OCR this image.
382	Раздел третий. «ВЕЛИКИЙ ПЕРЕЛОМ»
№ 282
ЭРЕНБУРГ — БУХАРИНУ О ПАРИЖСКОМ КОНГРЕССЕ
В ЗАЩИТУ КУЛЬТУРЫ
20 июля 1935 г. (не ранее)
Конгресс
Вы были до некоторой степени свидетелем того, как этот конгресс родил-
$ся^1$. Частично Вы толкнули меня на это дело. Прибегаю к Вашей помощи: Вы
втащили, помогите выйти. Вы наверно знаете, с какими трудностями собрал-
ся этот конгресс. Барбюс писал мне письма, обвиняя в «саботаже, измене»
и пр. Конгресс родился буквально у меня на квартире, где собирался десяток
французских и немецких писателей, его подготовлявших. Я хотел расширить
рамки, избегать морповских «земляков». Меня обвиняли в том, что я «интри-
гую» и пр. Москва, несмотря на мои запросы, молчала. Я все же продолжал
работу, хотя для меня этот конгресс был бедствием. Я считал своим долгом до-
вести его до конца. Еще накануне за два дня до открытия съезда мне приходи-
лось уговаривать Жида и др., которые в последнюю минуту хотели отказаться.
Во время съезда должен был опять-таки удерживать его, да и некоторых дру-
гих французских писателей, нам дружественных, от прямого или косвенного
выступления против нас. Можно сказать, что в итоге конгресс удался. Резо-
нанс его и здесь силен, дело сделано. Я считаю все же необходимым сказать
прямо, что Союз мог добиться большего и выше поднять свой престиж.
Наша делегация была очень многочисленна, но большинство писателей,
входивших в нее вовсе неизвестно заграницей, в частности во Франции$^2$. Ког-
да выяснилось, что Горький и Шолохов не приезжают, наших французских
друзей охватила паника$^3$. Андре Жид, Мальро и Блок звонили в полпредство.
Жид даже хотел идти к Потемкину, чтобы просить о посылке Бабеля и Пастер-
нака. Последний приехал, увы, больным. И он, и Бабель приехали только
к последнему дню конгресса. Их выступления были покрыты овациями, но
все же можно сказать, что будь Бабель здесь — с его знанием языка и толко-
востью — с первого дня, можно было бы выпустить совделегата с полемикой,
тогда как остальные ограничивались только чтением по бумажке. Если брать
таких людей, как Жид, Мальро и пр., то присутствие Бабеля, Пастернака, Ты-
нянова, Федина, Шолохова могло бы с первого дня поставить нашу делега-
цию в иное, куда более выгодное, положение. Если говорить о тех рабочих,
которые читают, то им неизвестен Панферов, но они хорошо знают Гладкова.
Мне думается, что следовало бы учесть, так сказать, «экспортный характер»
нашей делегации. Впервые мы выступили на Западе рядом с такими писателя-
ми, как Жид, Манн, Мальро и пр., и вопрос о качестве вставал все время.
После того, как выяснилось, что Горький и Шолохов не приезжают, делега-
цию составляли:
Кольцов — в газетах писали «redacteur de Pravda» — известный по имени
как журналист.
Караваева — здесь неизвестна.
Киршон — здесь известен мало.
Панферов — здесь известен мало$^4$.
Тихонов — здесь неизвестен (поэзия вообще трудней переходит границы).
● ● ● ● ● ● ●
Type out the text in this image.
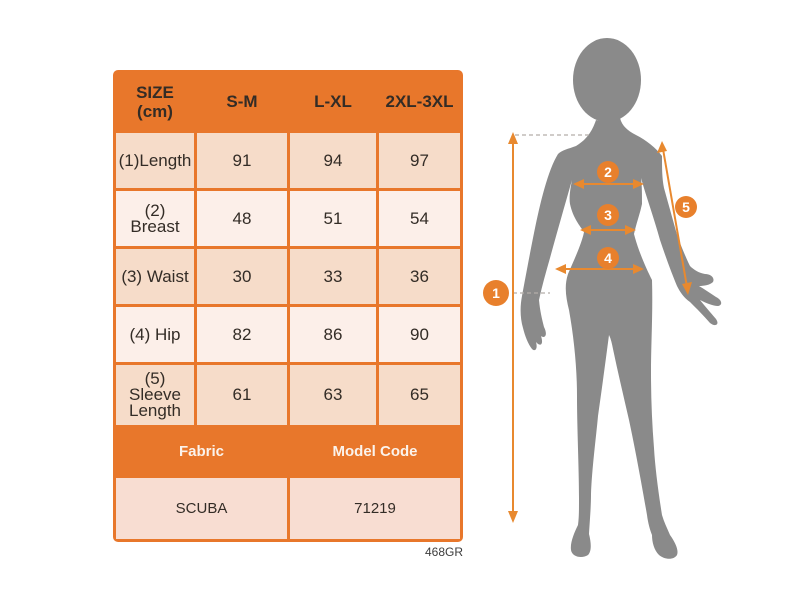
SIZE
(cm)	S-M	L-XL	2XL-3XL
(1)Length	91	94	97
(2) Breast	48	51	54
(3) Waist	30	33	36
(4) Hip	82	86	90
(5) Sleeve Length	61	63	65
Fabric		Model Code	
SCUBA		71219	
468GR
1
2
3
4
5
● ● ● ● ● ● ●
■ WHAT IS EXPECTED: Check every line of the records above for the string "мало" and say how many contain it, giving the number alone.

■ RESULT OF THE EXERCISE: 2